WHAT TO WORK ON:
Return the listing below verbatim. Pictures do not belong in the copy.

DATA PROVIDED:

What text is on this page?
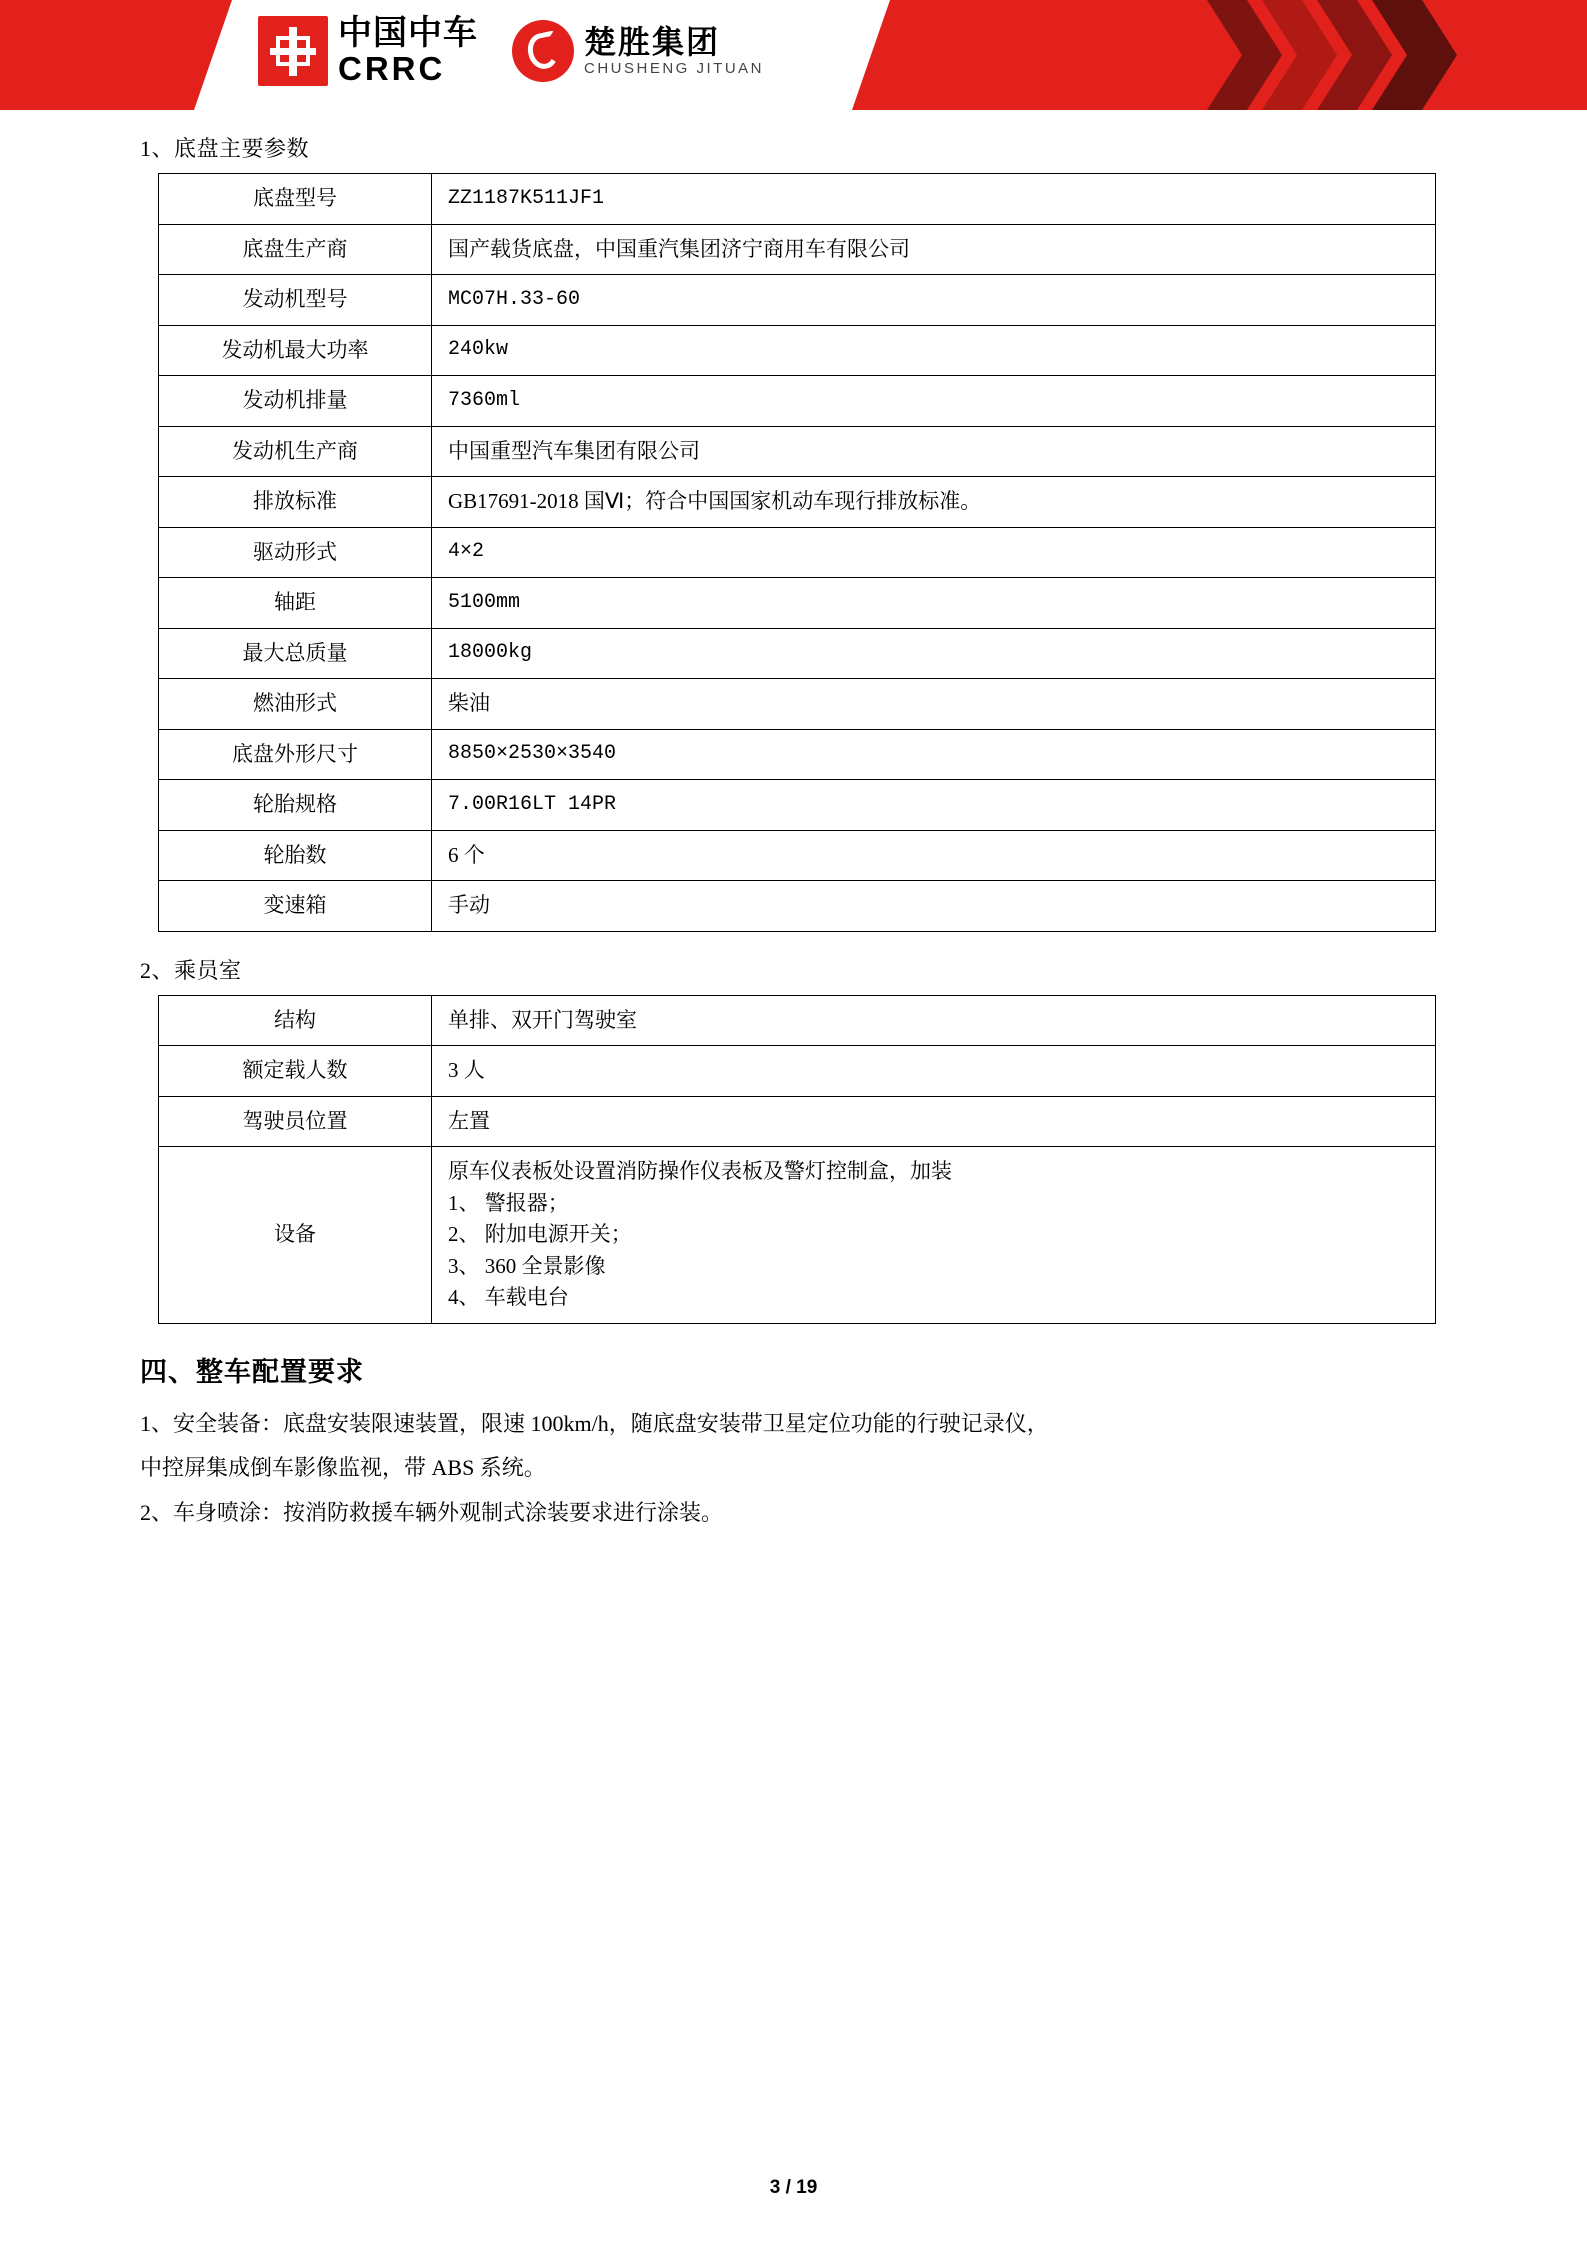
中国中车
CRRC
楚胜集团
CHUSHENG JITUAN
1、底盘主要参数
底盘型号	ZZ1187K511JF1
底盘生产商	国产载货底盘，中国重汽集团济宁商用车有限公司
发动机型号	MC07H.33-60
发动机最大功率	240kw
发动机排量	7360ml
发动机生产商	中国重型汽车集团有限公司
排放标准	GB17691-2018 国Ⅵ；符合中国国家机动车现行排放标准。
驱动形式	4×2
轴距	5100mm
最大总质量	18000kg
燃油形式	柴油
底盘外形尺寸	8850×2530×3540
轮胎规格	7.00R16LT 14PR
轮胎数	6 个
变速箱	手动
2、乘员室
结构	单排、双开门驾驶室
额定载人数	3 人
驾驶员位置	左置
设备	原车仪表板处设置消防操作仪表板及警灯控制盒，加装
1、 警报器；
2、 附加电源开关；
3、 360 全景影像
4、 车载电台
四、整车配置要求

1、安全装备：底盘安装限速装置，限速 100km/h，随底盘安装带卫星定位功能的行驶记录仪，

中控屏集成倒车影像监视，带 ABS 系统。

2、车身喷涂：按消防救援车辆外观制式涂装要求进行涂装。

3 / 19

RESULT OF THIS EXERCISE:
What text is on this page?
中国中车
CRRC
楚胜集团
CHUSHENG JITUAN
1、底盘主要参数
底盘型号	ZZ1187K511JF1
底盘生产商	国产载货底盘，中国重汽集团济宁商用车有限公司
发动机型号	MC07H.33-60
发动机最大功率	240kw
发动机排量	7360ml
发动机生产商	中国重型汽车集团有限公司
排放标准	GB17691-2018 国Ⅵ；符合中国国家机动车现行排放标准。
驱动形式	4×2
轴距	5100mm
最大总质量	18000kg
燃油形式	柴油
底盘外形尺寸	8850×2530×3540
轮胎规格	7.00R16LT 14PR
轮胎数	6 个
变速箱	手动
2、乘员室
结构	单排、双开门驾驶室
额定载人数	3 人
驾驶员位置	左置
设备	原车仪表板处设置消防操作仪表板及警灯控制盒，加装
1、 警报器；
2、 附加电源开关；
3、 360 全景影像
4、 车载电台
四、整车配置要求

1、安全装备：底盘安装限速装置，限速 100km/h，随底盘安装带卫星定位功能的行驶记录仪，

中控屏集成倒车影像监视，带 ABS 系统。

2、车身喷涂：按消防救援车辆外观制式涂装要求进行涂装。

3 / 19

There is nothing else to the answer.